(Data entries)
::::::::::

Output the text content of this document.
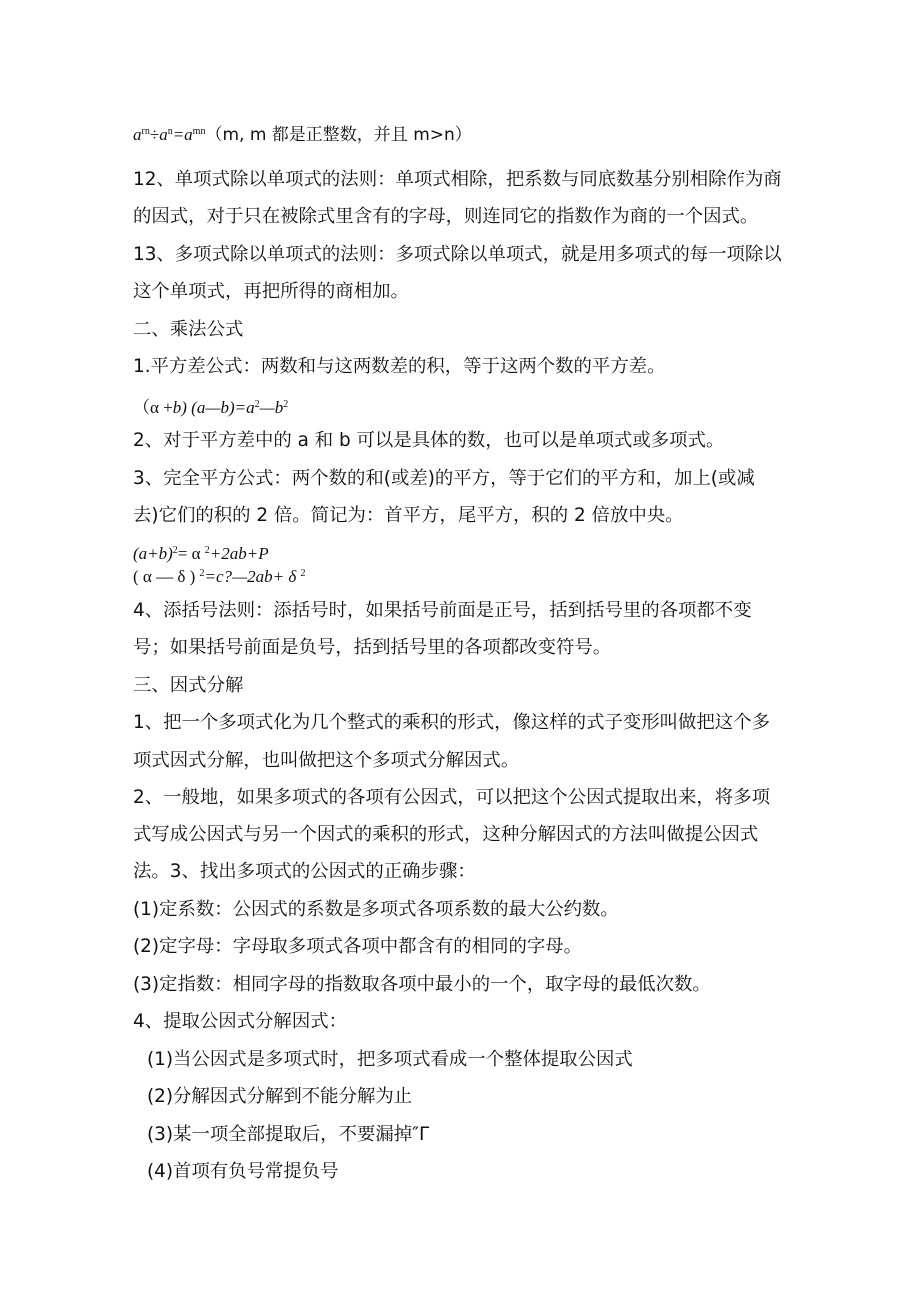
$a^{rn}\div a^n=a^{mn}(m$, m 都是正整数，并且 m>n）
12、单项式除以单项式的法则：单项式相除，把系数与同底数基分别相除作为商
的因式，对于只在被除式里含有的字母，则连同它的指数作为商的一个因式。
13、多项式除以单项式的法则：多项式除以单项式，就是用多项式的每一项除以
这个单项式，再把所得的商相加。
二、乘法公式
1.平方差公式：两数和与这两数差的积，等于这两个数的平方差。
（α +b) $(a—b)=a^2—b^2$
2、对于平方差中的 a 和 b 可以是具体的数，也可以是单项式或多项式。
3、完全平方公式：两个数的和(或差)的平方，等于它们的平方和，加上(或减
去)它们的积的 2 倍。简记为：首平方，尾平方，积的 2 倍放中央。
$(a+b)^2= \alpha$ $^2$+2ab+P
( α — δ ) $^2$=c?—2ab+ δ $^2$
4、添括号法则：添括号时，如果括号前面是正号，括到括号里的各项都不变
号；如果括号前面是负号，括到括号里的各项都改变符号。
三、因式分解
1、把一个多项式化为几个整式的乘积的形式，像这样的式子变形叫做把这个多
项式因式分解，也叫做把这个多项式分解因式。
2、一般地，如果多项式的各项有公因式，可以把这个公因式提取出来，将多项
式写成公因式与另一个因式的乘积的形式，这种分解因式的方法叫做提公因式
法。3、找出多项式的公因式的正确步骤：
(1)定系数：公因式的系数是多项式各项系数的最大公约数。
(2)定字母：字母取多项式各项中都含有的相同的字母。
(3)定指数：相同字母的指数取各项中最小的一个，取字母的最低次数。
4、提取公因式分解因式：
(1)当公因式是多项式时，把多项式看成一个整体提取公因式
(2)分解因式分解到不能分解为止
(3)某一项全部提取后，不要漏掉″Γ
(4)首项有负号常提负号
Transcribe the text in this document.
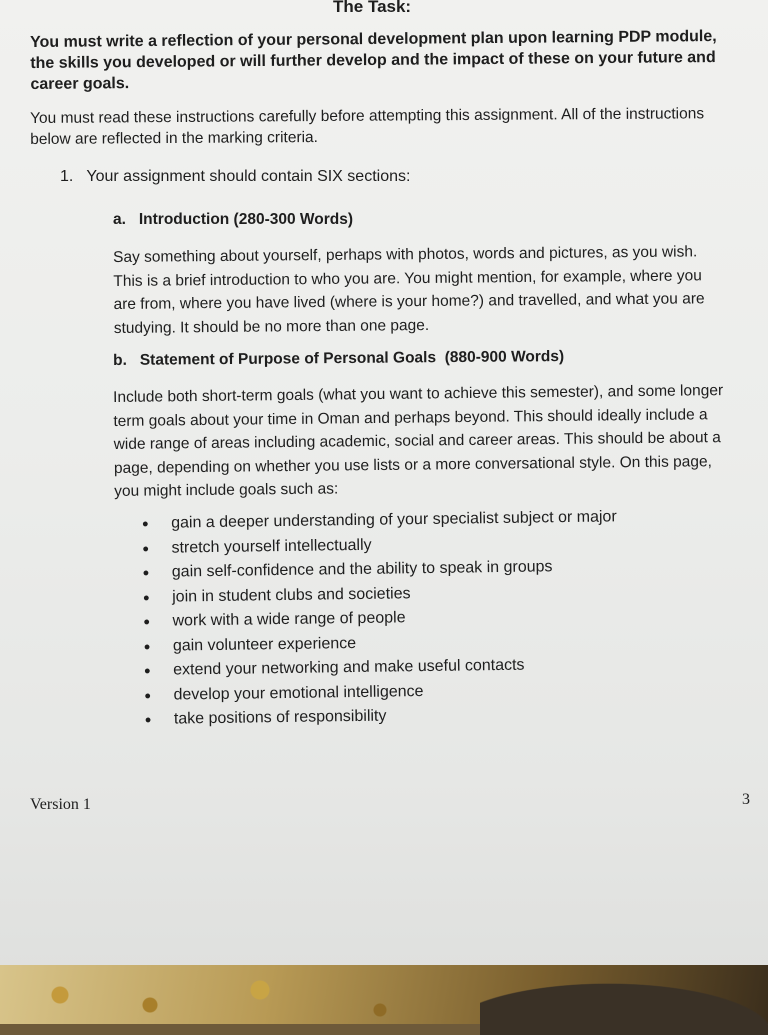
The Task:
You must write a reflection of your personal development plan upon learning PDP module, the skills you developed or will further develop and the impact of these on your future and career goals.
You must read these instructions carefully before attempting this assignment. All of the instructions below are reflected in the marking criteria.
1. Your assignment should contain SIX sections:
a. Introduction (280-300 Words)
Say something about yourself, perhaps with photos, words and pictures, as you wish. This is a brief introduction to who you are. You might mention, for example, where you are from, where you have lived (where is your home?) and travelled, and what you are studying. It should be no more than one page.
b. Statement of Purpose of Personal Goals (880-900 Words)
Include both short-term goals (what you want to achieve this semester), and some longer term goals about your time in Oman and perhaps beyond. This should ideally include a wide range of areas including academic, social and career areas. This should be about a page, depending on whether you use lists or a more conversational style. On this page, you might include goals such as:
• gain a deeper understanding of your specialist subject or major
• stretch yourself intellectually
• gain self-confidence and the ability to speak in groups
• join in student clubs and societies
• work with a wide range of people
• gain volunteer experience
• extend your networking and make useful contacts
• develop your emotional intelligence
• take positions of responsibility
Version 1	3
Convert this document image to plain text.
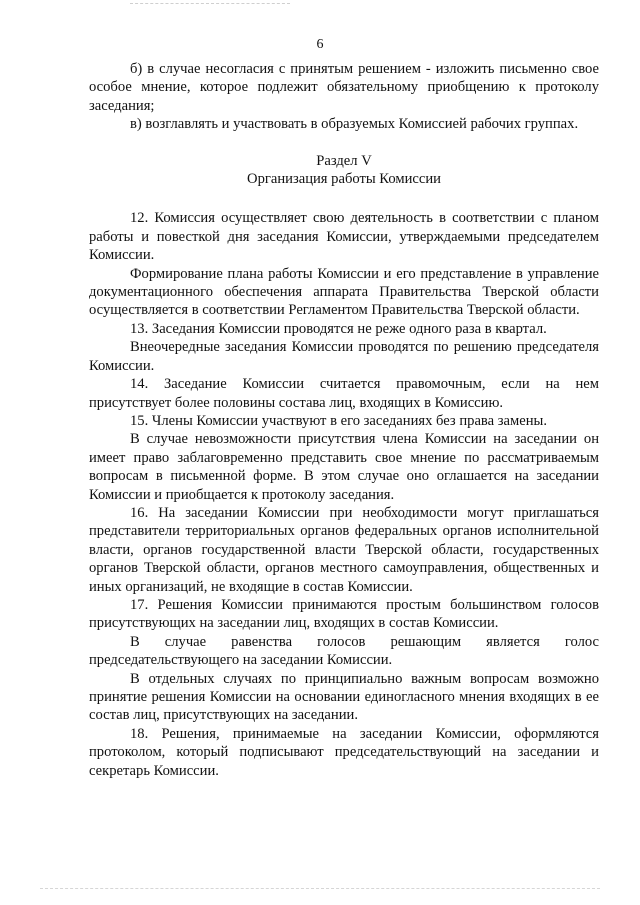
6

б) в случае несогласия с принятым решением - изложить письменно свое особое мнение, которое подлежит обязательному приобщению к протоколу заседания;

в) возглавлять и участвовать в образуемых Комиссией рабочих группах.

Раздел V

Организация работы Комиссии

12. Комиссия осуществляет свою деятельность в соответствии с планом работы и повесткой дня заседания Комиссии, утверждаемыми председателем Комиссии.

Формирование плана работы Комиссии и его представление в управление документационного обеспечения аппарата Правительства Тверской области осуществляется в соответствии Регламентом Правительства Тверской области.

13. Заседания Комиссии проводятся не реже одного раза в квартал.

Внеочередные заседания Комиссии проводятся по решению председателя Комиссии.

14. Заседание Комиссии считается правомочным, если на нем присутствует более половины состава лиц, входящих в Комиссию.

15. Члены Комиссии участвуют в его заседаниях без права замены.

В случае невозможности присутствия члена Комиссии на заседании он имеет право заблаговременно представить свое мнение по рассматриваемым вопросам в письменной форме. В этом случае оно оглашается на заседании Комиссии и приобщается к протоколу заседания.

16. На заседании Комиссии при необходимости могут приглашаться представители территориальных органов федеральных органов исполнительной власти, органов государственной власти Тверской области, государственных органов Тверской области, органов местного самоуправления, общественных и иных организаций, не входящие в состав Комиссии.

17. Решения Комиссии принимаются простым большинством голосов присутствующих на заседании лиц, входящих в состав Комиссии.

В случае равенства голосов решающим является голос председательствующего на заседании Комиссии.

В отдельных случаях по принципиально важным вопросам возможно принятие решения Комиссии на основании единогласного мнения входящих в ее состав лиц, присутствующих на заседании.

18. Решения, принимаемые на заседании Комиссии, оформляются протоколом, который подписывают председательствующий на заседании и секретарь Комиссии.
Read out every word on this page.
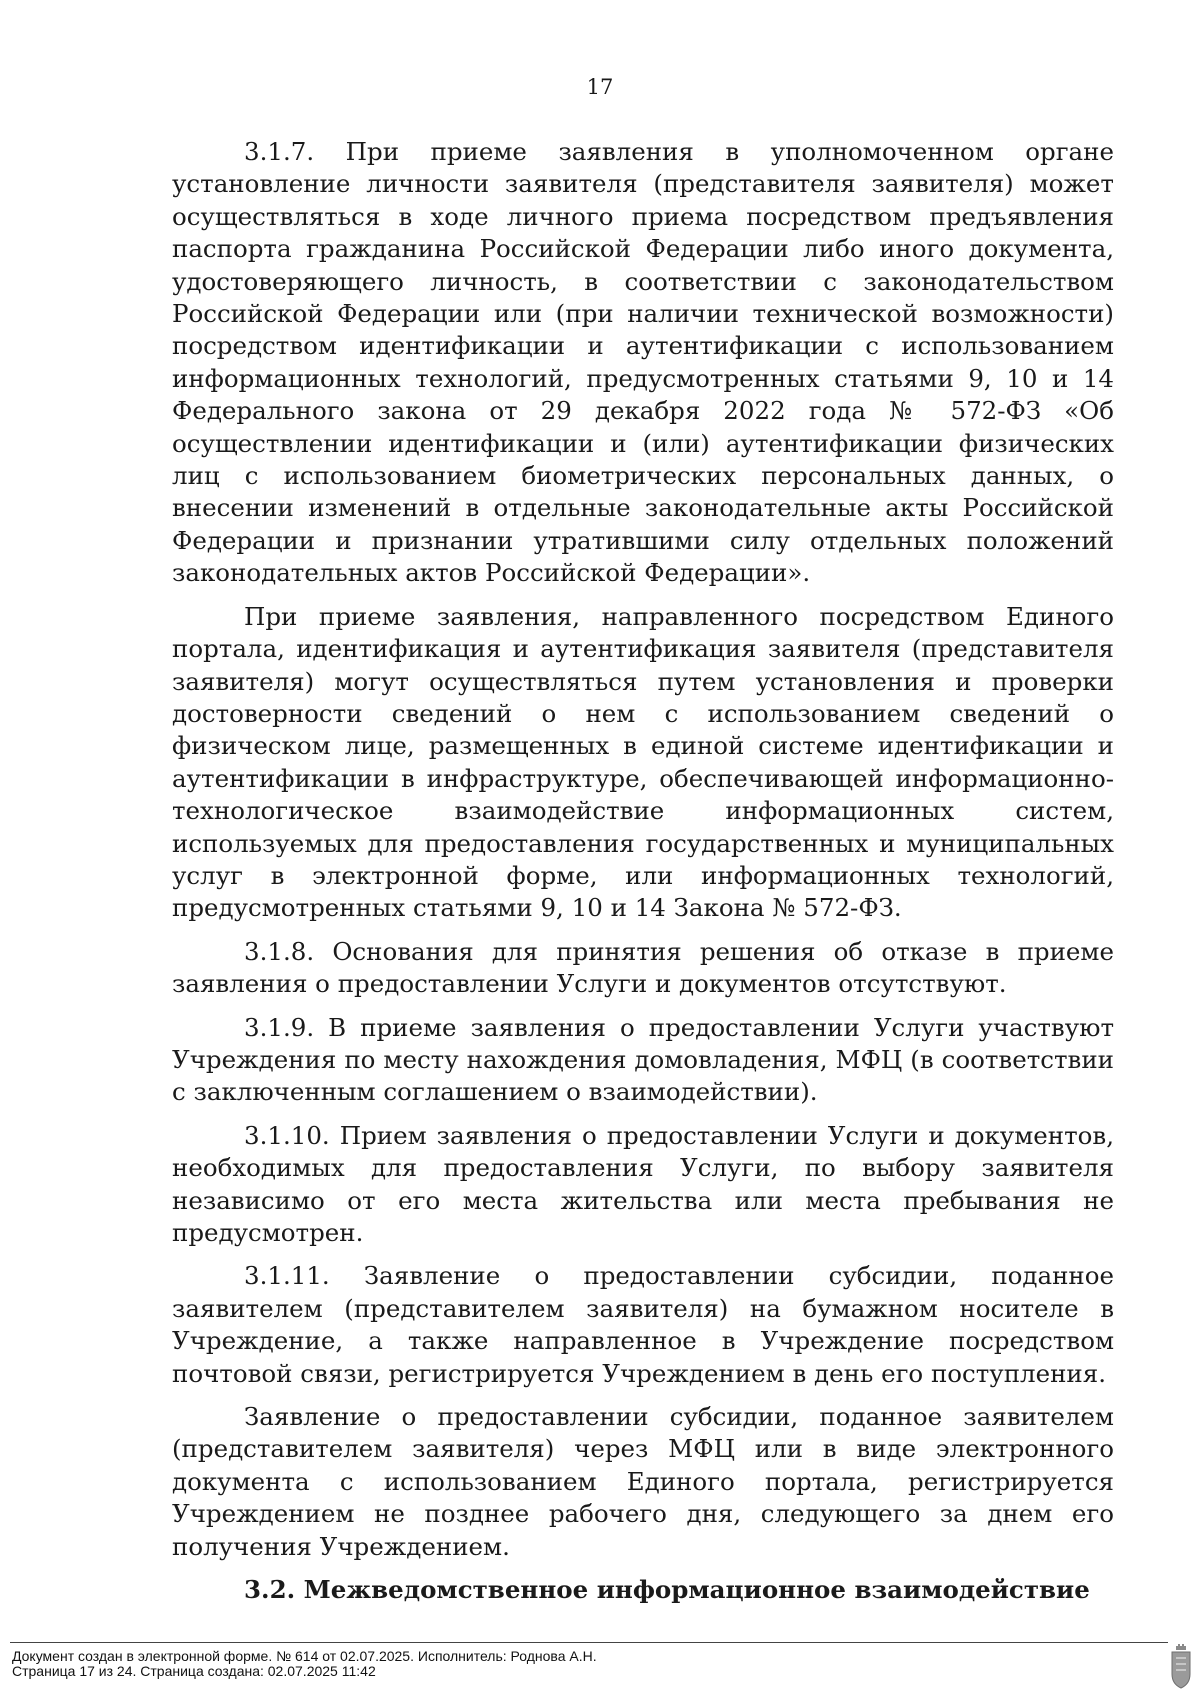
17

3.1.7. При приеме заявления в уполномоченном органе установление личности заявителя (представителя заявителя) может осуществляться в ходе личного приема посредством предъявления паспорта гражданина Российской Федерации либо иного документа, удостоверяющего личность, в соответствии с законодательством Российской Федерации или (при наличии технической возможности) посредством идентификации и аутентификации с использованием информационных технологий, предусмотренных статьями 9, 10 и 14 Федерального закона от 29 декабря 2022 года № 572-ФЗ «Об осуществлении идентификации и (или) аутентификации физических лиц с использованием биометрических персональных данных, о внесении изменений в отдельные законодательные акты Российской Федерации и признании утратившими силу отдельных положений законодательных актов Российской Федерации».

При приеме заявления, направленного посредством Единого портала, идентификация и аутентификация заявителя (представителя заявителя) могут осуществляться путем установления и проверки достоверности сведений о нем с использованием сведений о физическом лице, размещенных в единой системе идентификации и аутентификации в инфраструктуре, обеспечивающей информационно-технологическое взаимодействие информационных систем, используемых для предоставления государственных и муниципальных услуг в электронной форме, или информационных технологий, предусмотренных статьями 9, 10 и 14 Закона № 572-ФЗ.

3.1.8. Основания для принятия решения об отказе в приеме заявления о предоставлении Услуги и документов отсутствуют.

3.1.9. В приеме заявления о предоставлении Услуги участвуют Учреждения по месту нахождения домовладения, МФЦ (в соответствии с заключенным соглашением о взаимодействии).

3.1.10. Прием заявления о предоставлении Услуги и документов, необходимых для предоставления Услуги, по выбору заявителя независимо от его места жительства или места пребывания не предусмотрен.

3.1.11. Заявление о предоставлении субсидии, поданное заявителем (представителем заявителя) на бумажном носителе в Учреждение, а также направленное в Учреждение посредством почтовой связи, регистрируется Учреждением в день его поступления.

Заявление о предоставлении субсидии, поданное заявителем (представителем заявителя) через МФЦ или в виде электронного документа с использованием Единого портала, регистрируется Учреждением не позднее рабочего дня, следующего за днем его получения Учреждением.

3.2. Межведомственное информационное взаимодействие

Документ создан в электронной форме. № 614 от 02.07.2025. Исполнитель: Роднова А.Н.
Страница 17 из 24. Страница создана: 02.07.2025 11:42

::::::::::

■ What you need to do ■
Leave out all images, then reproduce the entries above exactly.

■ Solved exercise ■
Output the text content of this document.
$a^{rn}\div a^n=a^{mn}(m$, m 都是正整数，并且 m>n）
12、单项式除以单项式的法则：单项式相除，把系数与同底数基分别相除作为商
的因式，对于只在被除式里含有的字母，则连同它的指数作为商的一个因式。
13、多项式除以单项式的法则：多项式除以单项式，就是用多项式的每一项除以
这个单项式，再把所得的商相加。
二、乘法公式
1.平方差公式：两数和与这两数差的积，等于这两个数的平方差。
（α +b) $(a—b)=a^2—b^2$
2、对于平方差中的 a 和 b 可以是具体的数，也可以是单项式或多项式。
3、完全平方公式：两个数的和(或差)的平方，等于它们的平方和，加上(或减
去)它们的积的 2 倍。简记为：首平方，尾平方，积的 2 倍放中央。
$(a+b)^2= \alpha$ $^2$+2ab+P
( α — δ ) $^2$=c?—2ab+ δ $^2$
4、添括号法则：添括号时，如果括号前面是正号，括到括号里的各项都不变
号；如果括号前面是负号，括到括号里的各项都改变符号。
三、因式分解
1、把一个多项式化为几个整式的乘积的形式，像这样的式子变形叫做把这个多
项式因式分解，也叫做把这个多项式分解因式。
2、一般地，如果多项式的各项有公因式，可以把这个公因式提取出来，将多项
式写成公因式与另一个因式的乘积的形式，这种分解因式的方法叫做提公因式
法。3、找出多项式的公因式的正确步骤：
(1)定系数：公因式的系数是多项式各项系数的最大公约数。
(2)定字母：字母取多项式各项中都含有的相同的字母。
(3)定指数：相同字母的指数取各项中最小的一个，取字母的最低次数。
4、提取公因式分解因式：
(1)当公因式是多项式时，把多项式看成一个整体提取公因式
(2)分解因式分解到不能分解为止
(3)某一项全部提取后，不要漏掉″Γ
(4)首项有负号常提负号
Transcribe the text in this document.
The Task:
You must write a reflection of your personal development plan upon learning PDP module, the skills you developed or will further develop and the impact of these on your future and career goals.
You must read these instructions carefully before attempting this assignment. All of the instructions below are reflected in the marking criteria.
1. Your assignment should contain SIX sections:
a. Introduction (280-300 Words)
Say something about yourself, perhaps with photos, words and pictures, as you wish. This is a brief introduction to who you are. You might mention, for example, where you are from, where you have lived (where is your home?) and travelled, and what you are studying. It should be no more than one page.
b. Statement of Purpose of Personal Goals (880-900 Words)
Include both short-term goals (what you want to achieve this semester), and some longer term goals about your time in Oman and perhaps beyond. This should ideally include a wide range of areas including academic, social and career areas. This should be about a page, depending on whether you use lists or a more conversational style. On this page, you might include goals such as:
• gain a deeper understanding of your specialist subject or major
• stretch yourself intellectually
• gain self-confidence and the ability to speak in groups
• join in student clubs and societies
• work with a wide range of people
• gain volunteer experience
• extend your networking and make useful contacts
• develop your emotional intelligence
• take positions of responsibility
Version 1	3
Convert this document image to plain text.
6

б) в случае несогласия с принятым решением - изложить письменно свое особое мнение, которое подлежит обязательному приобщению к протоколу заседания;

в) возглавлять и участвовать в образуемых Комиссией рабочих группах.

Раздел V

Организация работы Комиссии

12. Комиссия осуществляет свою деятельность в соответствии с планом работы и повесткой дня заседания Комиссии, утверждаемыми председателем Комиссии.

Формирование плана работы Комиссии и его представление в управление документационного обеспечения аппарата Правительства Тверской области осуществляется в соответствии Регламентом Правительства Тверской области.

13. Заседания Комиссии проводятся не реже одного раза в квартал.

Внеочередные заседания Комиссии проводятся по решению председателя Комиссии.

14. Заседание Комиссии считается правомочным, если на нем присутствует более половины состава лиц, входящих в Комиссию.

15. Члены Комиссии участвуют в его заседаниях без права замены.

В случае невозможности присутствия члена Комиссии на заседании он имеет право заблаговременно представить свое мнение по рассматриваемым вопросам в письменной форме. В этом случае оно оглашается на заседании Комиссии и приобщается к протоколу заседания.

16. На заседании Комиссии при необходимости могут приглашаться представители территориальных органов федеральных органов исполнительной власти, органов государственной власти Тверской области, государственных органов Тверской области, органов местного самоуправления, общественных и иных организаций, не входящие в состав Комиссии.

17. Решения Комиссии принимаются простым большинством голосов присутствующих на заседании лиц, входящих в состав Комиссии.

В случае равенства голосов решающим является голос председательствующего на заседании Комиссии.

В отдельных случаях по принципиально важным вопросам возможно принятие решения Комиссии на основании единогласного мнения входящих в ее состав лиц, присутствующих на заседании.

18. Решения, принимаемые на заседании Комиссии, оформляются протоколом, который подписывают председательствующий на заседании и секретарь Комиссии.
Read out every word on this page.
17

3.1.7. При приеме заявления в уполномоченном органе установление личности заявителя (представителя заявителя) может осуществляться в ходе личного приема посредством предъявления паспорта гражданина Российской Федерации либо иного документа, удостоверяющего личность, в соответствии с законодательством Российской Федерации или (при наличии технической возможности) посредством идентификации и аутентификации с использованием информационных технологий, предусмотренных статьями 9, 10 и 14 Федерального закона от 29 декабря 2022 года № 572-ФЗ «Об осуществлении идентификации и (или) аутентификации физических лиц с использованием биометрических персональных данных, о внесении изменений в отдельные законодательные акты Российской Федерации и признании утратившими силу отдельных положений законодательных актов Российской Федерации».

При приеме заявления, направленного посредством Единого портала, идентификация и аутентификация заявителя (представителя заявителя) могут осуществляться путем установления и проверки достоверности сведений о нем с использованием сведений о физическом лице, размещенных в единой системе идентификации и аутентификации в инфраструктуре, обеспечивающей информационно-технологическое взаимодействие информационных систем, используемых для предоставления государственных и муниципальных услуг в электронной форме, или информационных технологий, предусмотренных статьями 9, 10 и 14 Закона № 572-ФЗ.

3.1.8. Основания для принятия решения об отказе в приеме заявления о предоставлении Услуги и документов отсутствуют.

3.1.9. В приеме заявления о предоставлении Услуги участвуют Учреждения по месту нахождения домовладения, МФЦ (в соответствии с заключенным соглашением о взаимодействии).

3.1.10. Прием заявления о предоставлении Услуги и документов, необходимых для предоставления Услуги, по выбору заявителя независимо от его места жительства или места пребывания не предусмотрен.

3.1.11. Заявление о предоставлении субсидии, поданное заявителем (представителем заявителя) на бумажном носителе в Учреждение, а также направленное в Учреждение посредством почтовой связи, регистрируется Учреждением в день его поступления.

Заявление о предоставлении субсидии, поданное заявителем (представителем заявителя) через МФЦ или в виде электронного документа с использованием Единого портала, регистрируется Учреждением не позднее рабочего дня, следующего за днем его получения Учреждением.

3.2. Межведомственное информационное взаимодействие

Документ создан в электронной форме. № 614 от 02.07.2025. Исполнитель: Роднова А.Н.
Страница 17 из 24. Страница создана: 02.07.2025 11:42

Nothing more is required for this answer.